**Written exercise**
Track down the lines that contain "Region" and copy them.

**Records that describe figures**
%%

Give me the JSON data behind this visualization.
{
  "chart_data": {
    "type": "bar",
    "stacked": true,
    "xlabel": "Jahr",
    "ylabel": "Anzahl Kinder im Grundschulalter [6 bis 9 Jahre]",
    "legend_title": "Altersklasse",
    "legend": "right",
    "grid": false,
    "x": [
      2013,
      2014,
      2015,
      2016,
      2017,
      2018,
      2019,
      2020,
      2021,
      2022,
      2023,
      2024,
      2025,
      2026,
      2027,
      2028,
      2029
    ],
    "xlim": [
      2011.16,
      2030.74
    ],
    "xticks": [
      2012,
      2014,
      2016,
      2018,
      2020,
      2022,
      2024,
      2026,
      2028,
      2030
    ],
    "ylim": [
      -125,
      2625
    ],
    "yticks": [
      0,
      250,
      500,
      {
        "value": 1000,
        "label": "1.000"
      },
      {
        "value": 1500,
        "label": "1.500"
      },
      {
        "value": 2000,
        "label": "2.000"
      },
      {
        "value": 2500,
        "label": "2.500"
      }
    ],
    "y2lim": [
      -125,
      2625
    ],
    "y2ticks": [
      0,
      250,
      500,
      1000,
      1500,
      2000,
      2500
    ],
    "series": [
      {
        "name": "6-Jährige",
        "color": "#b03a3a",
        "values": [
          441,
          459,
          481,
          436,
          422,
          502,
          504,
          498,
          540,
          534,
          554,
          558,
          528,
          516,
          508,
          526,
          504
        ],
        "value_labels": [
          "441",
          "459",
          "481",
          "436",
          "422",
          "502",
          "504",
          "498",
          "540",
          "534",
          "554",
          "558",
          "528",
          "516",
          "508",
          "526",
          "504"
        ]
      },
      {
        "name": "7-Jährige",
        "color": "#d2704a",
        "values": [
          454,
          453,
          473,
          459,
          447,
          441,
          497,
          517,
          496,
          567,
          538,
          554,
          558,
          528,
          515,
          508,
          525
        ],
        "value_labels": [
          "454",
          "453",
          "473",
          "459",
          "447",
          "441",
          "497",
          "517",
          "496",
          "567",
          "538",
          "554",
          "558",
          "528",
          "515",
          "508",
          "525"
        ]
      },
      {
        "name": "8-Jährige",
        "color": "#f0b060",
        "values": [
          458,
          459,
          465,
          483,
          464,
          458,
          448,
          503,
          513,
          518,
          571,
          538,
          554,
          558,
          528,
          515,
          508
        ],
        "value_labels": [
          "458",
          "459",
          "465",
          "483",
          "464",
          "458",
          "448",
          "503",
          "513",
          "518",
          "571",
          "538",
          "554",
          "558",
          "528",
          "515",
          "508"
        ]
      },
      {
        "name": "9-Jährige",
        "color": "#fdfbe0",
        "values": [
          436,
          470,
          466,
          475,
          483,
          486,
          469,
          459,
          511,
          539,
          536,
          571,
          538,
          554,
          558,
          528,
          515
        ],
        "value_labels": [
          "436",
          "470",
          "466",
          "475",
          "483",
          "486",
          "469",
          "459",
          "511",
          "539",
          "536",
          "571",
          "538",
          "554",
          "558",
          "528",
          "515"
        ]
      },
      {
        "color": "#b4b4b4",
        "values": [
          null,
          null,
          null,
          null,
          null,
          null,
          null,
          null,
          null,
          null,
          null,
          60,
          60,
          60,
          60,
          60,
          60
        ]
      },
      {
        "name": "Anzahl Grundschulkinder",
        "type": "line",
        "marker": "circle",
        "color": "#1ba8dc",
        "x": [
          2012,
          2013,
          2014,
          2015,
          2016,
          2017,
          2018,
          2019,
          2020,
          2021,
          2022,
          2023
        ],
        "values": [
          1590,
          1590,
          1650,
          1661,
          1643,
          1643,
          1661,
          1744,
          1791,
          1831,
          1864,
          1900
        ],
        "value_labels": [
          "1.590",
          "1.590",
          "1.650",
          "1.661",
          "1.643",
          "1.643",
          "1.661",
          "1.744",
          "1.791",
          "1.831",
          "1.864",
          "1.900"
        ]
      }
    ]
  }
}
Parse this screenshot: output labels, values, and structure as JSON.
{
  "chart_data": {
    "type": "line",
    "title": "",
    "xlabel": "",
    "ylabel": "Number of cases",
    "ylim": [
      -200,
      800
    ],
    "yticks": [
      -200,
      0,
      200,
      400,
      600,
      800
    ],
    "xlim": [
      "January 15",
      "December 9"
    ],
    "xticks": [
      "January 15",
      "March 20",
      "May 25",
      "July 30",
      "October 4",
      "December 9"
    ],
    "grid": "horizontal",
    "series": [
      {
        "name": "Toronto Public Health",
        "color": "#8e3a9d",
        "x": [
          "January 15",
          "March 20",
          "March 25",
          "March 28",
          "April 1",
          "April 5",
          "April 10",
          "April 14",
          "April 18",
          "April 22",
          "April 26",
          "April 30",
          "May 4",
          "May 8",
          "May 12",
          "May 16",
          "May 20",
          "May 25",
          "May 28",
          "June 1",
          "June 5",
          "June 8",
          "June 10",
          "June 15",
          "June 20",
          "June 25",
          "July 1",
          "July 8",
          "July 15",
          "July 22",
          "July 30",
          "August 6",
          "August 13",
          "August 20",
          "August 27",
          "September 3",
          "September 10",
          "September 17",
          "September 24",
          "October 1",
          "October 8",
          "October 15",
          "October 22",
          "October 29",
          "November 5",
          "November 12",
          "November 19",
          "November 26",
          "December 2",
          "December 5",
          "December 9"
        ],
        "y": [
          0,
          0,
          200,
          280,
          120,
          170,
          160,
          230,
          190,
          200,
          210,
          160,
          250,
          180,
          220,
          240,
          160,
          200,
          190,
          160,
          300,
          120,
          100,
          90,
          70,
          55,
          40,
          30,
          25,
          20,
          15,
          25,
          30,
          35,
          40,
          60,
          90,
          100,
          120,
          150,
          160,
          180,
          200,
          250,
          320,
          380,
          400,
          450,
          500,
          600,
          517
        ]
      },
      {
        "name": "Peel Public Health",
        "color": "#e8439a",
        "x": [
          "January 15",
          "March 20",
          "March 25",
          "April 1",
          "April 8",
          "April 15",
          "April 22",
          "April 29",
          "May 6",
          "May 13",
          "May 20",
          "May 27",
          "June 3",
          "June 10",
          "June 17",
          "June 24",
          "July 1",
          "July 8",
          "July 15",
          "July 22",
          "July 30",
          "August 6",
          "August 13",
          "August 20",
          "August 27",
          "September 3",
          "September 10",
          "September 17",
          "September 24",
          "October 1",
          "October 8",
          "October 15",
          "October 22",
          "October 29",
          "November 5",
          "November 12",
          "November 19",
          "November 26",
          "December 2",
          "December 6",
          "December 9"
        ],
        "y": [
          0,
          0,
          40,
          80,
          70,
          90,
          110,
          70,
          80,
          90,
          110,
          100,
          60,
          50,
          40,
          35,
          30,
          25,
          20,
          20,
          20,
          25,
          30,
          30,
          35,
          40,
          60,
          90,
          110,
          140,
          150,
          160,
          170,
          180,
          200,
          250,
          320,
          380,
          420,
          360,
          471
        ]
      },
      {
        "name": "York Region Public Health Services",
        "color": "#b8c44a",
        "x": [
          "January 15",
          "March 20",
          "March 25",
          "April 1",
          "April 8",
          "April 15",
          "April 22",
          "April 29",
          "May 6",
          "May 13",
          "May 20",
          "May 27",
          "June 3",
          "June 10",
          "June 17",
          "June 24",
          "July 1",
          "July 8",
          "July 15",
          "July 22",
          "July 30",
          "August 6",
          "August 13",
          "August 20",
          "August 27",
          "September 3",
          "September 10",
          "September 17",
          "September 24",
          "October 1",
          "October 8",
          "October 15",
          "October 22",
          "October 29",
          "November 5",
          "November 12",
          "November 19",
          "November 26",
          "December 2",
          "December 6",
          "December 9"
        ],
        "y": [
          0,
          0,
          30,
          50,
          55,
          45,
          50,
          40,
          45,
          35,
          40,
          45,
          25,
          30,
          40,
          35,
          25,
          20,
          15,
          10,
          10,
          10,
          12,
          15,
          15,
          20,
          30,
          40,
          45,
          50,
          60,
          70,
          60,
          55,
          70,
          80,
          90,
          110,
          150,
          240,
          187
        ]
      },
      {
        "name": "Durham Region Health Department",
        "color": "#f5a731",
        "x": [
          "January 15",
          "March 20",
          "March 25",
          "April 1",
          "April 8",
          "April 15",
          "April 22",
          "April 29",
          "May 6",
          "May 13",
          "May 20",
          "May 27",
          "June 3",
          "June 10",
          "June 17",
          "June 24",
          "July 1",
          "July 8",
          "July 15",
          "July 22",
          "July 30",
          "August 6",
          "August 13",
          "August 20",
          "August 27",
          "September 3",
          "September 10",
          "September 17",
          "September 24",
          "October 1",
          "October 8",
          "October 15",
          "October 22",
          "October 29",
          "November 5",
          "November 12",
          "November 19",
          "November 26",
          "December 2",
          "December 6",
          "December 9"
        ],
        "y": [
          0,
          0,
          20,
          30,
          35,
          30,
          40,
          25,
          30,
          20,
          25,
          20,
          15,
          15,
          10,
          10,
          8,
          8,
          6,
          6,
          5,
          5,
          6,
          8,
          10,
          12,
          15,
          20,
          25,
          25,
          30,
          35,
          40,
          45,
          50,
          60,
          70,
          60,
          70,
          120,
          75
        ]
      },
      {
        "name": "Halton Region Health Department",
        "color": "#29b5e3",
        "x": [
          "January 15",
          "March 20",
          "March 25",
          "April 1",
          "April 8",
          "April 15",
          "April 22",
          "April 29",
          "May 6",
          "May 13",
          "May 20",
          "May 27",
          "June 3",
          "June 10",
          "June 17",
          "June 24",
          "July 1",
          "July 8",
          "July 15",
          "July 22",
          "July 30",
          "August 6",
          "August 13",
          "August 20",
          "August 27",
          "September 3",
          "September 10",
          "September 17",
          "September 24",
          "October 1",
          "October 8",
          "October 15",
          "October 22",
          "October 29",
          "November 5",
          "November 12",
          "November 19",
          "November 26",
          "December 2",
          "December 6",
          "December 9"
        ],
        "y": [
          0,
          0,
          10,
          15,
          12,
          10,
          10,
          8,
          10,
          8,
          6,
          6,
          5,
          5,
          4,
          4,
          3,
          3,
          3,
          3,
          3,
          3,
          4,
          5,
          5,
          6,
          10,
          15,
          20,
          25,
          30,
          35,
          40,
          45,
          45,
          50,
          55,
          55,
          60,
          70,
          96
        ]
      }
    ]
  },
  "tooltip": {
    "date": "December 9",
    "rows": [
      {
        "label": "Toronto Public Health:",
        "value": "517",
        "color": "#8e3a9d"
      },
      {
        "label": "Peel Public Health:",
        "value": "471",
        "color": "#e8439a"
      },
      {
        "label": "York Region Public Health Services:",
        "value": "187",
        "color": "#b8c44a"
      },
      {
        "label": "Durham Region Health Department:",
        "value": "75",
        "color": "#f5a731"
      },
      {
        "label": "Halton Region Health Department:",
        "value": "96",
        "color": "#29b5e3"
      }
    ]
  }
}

%%

**Finished answer**
        "name": "York Region Public Health Services",
        "name": "Durham Region Health Department",
        "name": "Halton Region Health Department",
        "label": "York Region Public Health Services:",
        "label": "Durham Region Health Department:",
        "label": "Halton Region Health Department:",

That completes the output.